» What is being asked
Copy out the data below verbatim.

[Saved entries]
---
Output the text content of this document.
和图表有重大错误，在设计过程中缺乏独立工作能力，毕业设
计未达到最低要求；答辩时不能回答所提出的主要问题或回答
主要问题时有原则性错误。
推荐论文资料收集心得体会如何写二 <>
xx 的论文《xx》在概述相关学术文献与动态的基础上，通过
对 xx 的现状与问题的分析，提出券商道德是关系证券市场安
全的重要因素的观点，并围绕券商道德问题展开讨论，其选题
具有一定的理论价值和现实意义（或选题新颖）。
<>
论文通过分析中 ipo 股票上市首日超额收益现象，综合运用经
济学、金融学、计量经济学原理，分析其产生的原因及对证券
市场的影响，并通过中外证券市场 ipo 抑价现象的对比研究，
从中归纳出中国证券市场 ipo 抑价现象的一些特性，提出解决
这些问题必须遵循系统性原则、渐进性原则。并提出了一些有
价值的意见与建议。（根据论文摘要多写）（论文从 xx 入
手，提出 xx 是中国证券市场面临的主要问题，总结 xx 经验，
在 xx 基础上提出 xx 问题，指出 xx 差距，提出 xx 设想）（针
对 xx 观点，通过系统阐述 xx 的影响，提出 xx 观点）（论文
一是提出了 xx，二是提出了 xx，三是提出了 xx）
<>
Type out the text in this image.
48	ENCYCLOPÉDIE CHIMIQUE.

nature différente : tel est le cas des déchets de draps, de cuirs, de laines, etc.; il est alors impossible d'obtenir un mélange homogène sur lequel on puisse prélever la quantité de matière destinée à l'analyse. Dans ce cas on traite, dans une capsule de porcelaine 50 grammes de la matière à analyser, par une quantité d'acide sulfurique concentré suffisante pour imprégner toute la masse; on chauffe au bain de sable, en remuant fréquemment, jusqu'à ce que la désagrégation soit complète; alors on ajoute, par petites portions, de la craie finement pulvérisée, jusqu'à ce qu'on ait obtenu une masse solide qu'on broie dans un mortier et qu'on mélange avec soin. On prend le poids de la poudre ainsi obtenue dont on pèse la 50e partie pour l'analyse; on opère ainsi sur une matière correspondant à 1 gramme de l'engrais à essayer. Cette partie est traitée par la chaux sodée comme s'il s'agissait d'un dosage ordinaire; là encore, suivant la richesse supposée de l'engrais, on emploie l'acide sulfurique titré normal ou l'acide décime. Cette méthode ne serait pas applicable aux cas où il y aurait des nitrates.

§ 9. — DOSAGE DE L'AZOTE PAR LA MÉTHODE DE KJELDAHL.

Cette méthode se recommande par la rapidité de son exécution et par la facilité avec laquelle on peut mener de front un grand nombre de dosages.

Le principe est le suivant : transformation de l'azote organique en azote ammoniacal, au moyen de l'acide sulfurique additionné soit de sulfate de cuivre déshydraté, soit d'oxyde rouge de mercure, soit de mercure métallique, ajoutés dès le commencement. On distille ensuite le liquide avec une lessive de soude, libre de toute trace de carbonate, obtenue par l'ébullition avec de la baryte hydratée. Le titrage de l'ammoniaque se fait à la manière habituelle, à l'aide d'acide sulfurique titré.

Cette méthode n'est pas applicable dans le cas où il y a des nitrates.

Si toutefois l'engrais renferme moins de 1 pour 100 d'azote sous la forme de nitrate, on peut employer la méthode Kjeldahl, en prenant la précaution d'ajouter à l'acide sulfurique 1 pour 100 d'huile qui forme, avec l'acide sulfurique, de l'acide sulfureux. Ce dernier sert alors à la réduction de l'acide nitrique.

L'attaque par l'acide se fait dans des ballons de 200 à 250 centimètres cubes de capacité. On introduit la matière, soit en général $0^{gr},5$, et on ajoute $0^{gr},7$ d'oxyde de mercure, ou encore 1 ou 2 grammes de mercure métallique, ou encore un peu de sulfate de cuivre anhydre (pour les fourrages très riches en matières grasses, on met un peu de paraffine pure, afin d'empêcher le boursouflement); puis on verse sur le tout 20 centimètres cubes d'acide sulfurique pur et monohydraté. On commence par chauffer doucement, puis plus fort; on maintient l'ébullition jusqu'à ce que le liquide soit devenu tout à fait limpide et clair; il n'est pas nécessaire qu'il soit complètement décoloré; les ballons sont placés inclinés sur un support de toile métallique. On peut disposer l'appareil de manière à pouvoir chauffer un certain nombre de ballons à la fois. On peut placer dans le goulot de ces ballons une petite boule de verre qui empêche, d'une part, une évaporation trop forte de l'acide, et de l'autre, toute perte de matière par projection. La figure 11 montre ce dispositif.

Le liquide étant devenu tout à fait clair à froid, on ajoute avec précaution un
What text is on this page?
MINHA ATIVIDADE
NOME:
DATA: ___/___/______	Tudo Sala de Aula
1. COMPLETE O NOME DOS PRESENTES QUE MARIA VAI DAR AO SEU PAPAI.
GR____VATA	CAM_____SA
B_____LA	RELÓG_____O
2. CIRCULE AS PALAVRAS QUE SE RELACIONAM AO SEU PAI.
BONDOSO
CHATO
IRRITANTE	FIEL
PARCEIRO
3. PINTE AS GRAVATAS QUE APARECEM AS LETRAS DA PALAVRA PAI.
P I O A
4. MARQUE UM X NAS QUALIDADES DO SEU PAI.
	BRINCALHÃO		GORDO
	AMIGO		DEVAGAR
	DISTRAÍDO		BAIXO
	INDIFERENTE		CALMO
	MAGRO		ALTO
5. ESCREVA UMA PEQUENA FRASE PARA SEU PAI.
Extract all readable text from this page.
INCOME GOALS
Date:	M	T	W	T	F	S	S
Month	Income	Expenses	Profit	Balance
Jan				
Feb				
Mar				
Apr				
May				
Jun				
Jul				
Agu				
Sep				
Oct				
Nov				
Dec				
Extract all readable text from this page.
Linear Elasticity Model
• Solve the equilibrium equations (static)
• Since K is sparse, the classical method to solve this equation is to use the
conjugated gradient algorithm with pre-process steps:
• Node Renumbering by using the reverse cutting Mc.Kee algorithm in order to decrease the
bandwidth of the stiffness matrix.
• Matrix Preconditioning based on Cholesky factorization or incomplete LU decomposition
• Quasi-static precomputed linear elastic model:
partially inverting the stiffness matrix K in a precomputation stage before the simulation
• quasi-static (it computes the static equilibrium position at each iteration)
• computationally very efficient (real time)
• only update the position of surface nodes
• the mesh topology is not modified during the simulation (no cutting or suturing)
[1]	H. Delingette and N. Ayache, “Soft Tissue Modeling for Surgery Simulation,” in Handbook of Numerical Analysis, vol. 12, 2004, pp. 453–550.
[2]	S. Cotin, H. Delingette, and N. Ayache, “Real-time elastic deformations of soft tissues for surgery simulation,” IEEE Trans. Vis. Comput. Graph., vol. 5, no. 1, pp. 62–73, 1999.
---
» Response to the exercise
Output the text content of this document.
和图表有重大错误，在设计过程中缺乏独立工作能力，毕业设
计未达到最低要求；答辩时不能回答所提出的主要问题或回答
主要问题时有原则性错误。
推荐论文资料收集心得体会如何写二 <>
xx 的论文《xx》在概述相关学术文献与动态的基础上，通过
对 xx 的现状与问题的分析，提出券商道德是关系证券市场安
全的重要因素的观点，并围绕券商道德问题展开讨论，其选题
具有一定的理论价值和现实意义（或选题新颖）。
<>
论文通过分析中 ipo 股票上市首日超额收益现象，综合运用经
济学、金融学、计量经济学原理，分析其产生的原因及对证券
市场的影响，并通过中外证券市场 ipo 抑价现象的对比研究，
从中归纳出中国证券市场 ipo 抑价现象的一些特性，提出解决
这些问题必须遵循系统性原则、渐进性原则。并提出了一些有
价值的意见与建议。（根据论文摘要多写）（论文从 xx 入
手，提出 xx 是中国证券市场面临的主要问题，总结 xx 经验，
在 xx 基础上提出 xx 问题，指出 xx 差距，提出 xx 设想）（针
对 xx 观点，通过系统阐述 xx 的影响，提出 xx 观点）（论文
一是提出了 xx，二是提出了 xx，三是提出了 xx）
<>
Type out the text in this image.
48	ENCYCLOPÉDIE CHIMIQUE.

nature différente : tel est le cas des déchets de draps, de cuirs, de laines, etc.; il est alors impossible d'obtenir un mélange homogène sur lequel on puisse prélever la quantité de matière destinée à l'analyse. Dans ce cas on traite, dans une capsule de porcelaine 50 grammes de la matière à analyser, par une quantité d'acide sulfurique concentré suffisante pour imprégner toute la masse; on chauffe au bain de sable, en remuant fréquemment, jusqu'à ce que la désagrégation soit complète; alors on ajoute, par petites portions, de la craie finement pulvérisée, jusqu'à ce qu'on ait obtenu une masse solide qu'on broie dans un mortier et qu'on mélange avec soin. On prend le poids de la poudre ainsi obtenue dont on pèse la 50e partie pour l'analyse; on opère ainsi sur une matière correspondant à 1 gramme de l'engrais à essayer. Cette partie est traitée par la chaux sodée comme s'il s'agissait d'un dosage ordinaire; là encore, suivant la richesse supposée de l'engrais, on emploie l'acide sulfurique titré normal ou l'acide décime. Cette méthode ne serait pas applicable aux cas où il y aurait des nitrates.

§ 9. — DOSAGE DE L'AZOTE PAR LA MÉTHODE DE KJELDAHL.

Cette méthode se recommande par la rapidité de son exécution et par la facilité avec laquelle on peut mener de front un grand nombre de dosages.

Le principe est le suivant : transformation de l'azote organique en azote ammoniacal, au moyen de l'acide sulfurique additionné soit de sulfate de cuivre déshydraté, soit d'oxyde rouge de mercure, soit de mercure métallique, ajoutés dès le commencement. On distille ensuite le liquide avec une lessive de soude, libre de toute trace de carbonate, obtenue par l'ébullition avec de la baryte hydratée. Le titrage de l'ammoniaque se fait à la manière habituelle, à l'aide d'acide sulfurique titré.

Cette méthode n'est pas applicable dans le cas où il y a des nitrates.

Si toutefois l'engrais renferme moins de 1 pour 100 d'azote sous la forme de nitrate, on peut employer la méthode Kjeldahl, en prenant la précaution d'ajouter à l'acide sulfurique 1 pour 100 d'huile qui forme, avec l'acide sulfurique, de l'acide sulfureux. Ce dernier sert alors à la réduction de l'acide nitrique.

L'attaque par l'acide se fait dans des ballons de 200 à 250 centimètres cubes de capacité. On introduit la matière, soit en général $0^{gr},5$, et on ajoute $0^{gr},7$ d'oxyde de mercure, ou encore 1 ou 2 grammes de mercure métallique, ou encore un peu de sulfate de cuivre anhydre (pour les fourrages très riches en matières grasses, on met un peu de paraffine pure, afin d'empêcher le boursouflement); puis on verse sur le tout 20 centimètres cubes d'acide sulfurique pur et monohydraté. On commence par chauffer doucement, puis plus fort; on maintient l'ébullition jusqu'à ce que le liquide soit devenu tout à fait limpide et clair; il n'est pas nécessaire qu'il soit complètement décoloré; les ballons sont placés inclinés sur un support de toile métallique. On peut disposer l'appareil de manière à pouvoir chauffer un certain nombre de ballons à la fois. On peut placer dans le goulot de ces ballons une petite boule de verre qui empêche, d'une part, une évaporation trop forte de l'acide, et de l'autre, toute perte de matière par projection. La figure 11 montre ce dispositif.

Le liquide étant devenu tout à fait clair à froid, on ajoute avec précaution un
What text is on this page?
MINHA ATIVIDADE
NOME:
DATA: ___/___/______	Tudo Sala de Aula
1. COMPLETE O NOME DOS PRESENTES QUE MARIA VAI DAR AO SEU PAPAI.
GR____VATA	CAM_____SA
B_____LA	RELÓG_____O
2. CIRCULE AS PALAVRAS QUE SE RELACIONAM AO SEU PAI.
BONDOSO
CHATO
IRRITANTE	FIEL
PARCEIRO
3. PINTE AS GRAVATAS QUE APARECEM AS LETRAS DA PALAVRA PAI.
P I O A
4. MARQUE UM X NAS QUALIDADES DO SEU PAI.
	BRINCALHÃO		GORDO
	AMIGO		DEVAGAR
	DISTRAÍDO		BAIXO
	INDIFERENTE		CALMO
	MAGRO		ALTO
5. ESCREVA UMA PEQUENA FRASE PARA SEU PAI.
Extract all readable text from this page.
INCOME GOALS
Date:	M	T	W	T	F	S	S
Month	Income	Expenses	Profit	Balance
Jan				
Feb				
Mar				
Apr				
May				
Jun				
Jul				
Agu				
Sep				
Oct				
Nov				
Dec				
Extract all readable text from this page.
Linear Elasticity Model
• Solve the equilibrium equations (static)
• Since K is sparse, the classical method to solve this equation is to use the
conjugated gradient algorithm with pre-process steps:
• Node Renumbering by using the reverse cutting Mc.Kee algorithm in order to decrease the
bandwidth of the stiffness matrix.
• Matrix Preconditioning based on Cholesky factorization or incomplete LU decomposition
• Quasi-static precomputed linear elastic model:
partially inverting the stiffness matrix K in a precomputation stage before the simulation
• quasi-static (it computes the static equilibrium position at each iteration)
• computationally very efficient (real time)
• only update the position of surface nodes
• the mesh topology is not modified during the simulation (no cutting or suturing)
[1]	H. Delingette and N. Ayache, “Soft Tissue Modeling for Surgery Simulation,” in Handbook of Numerical Analysis, vol. 12, 2004, pp. 453–550.
[2]	S. Cotin, H. Delingette, and N. Ayache, “Real-time elastic deformations of soft tissues for surgery simulation,” IEEE Trans. Vis. Comput. Graph., vol. 5, no. 1, pp. 62–73, 1999.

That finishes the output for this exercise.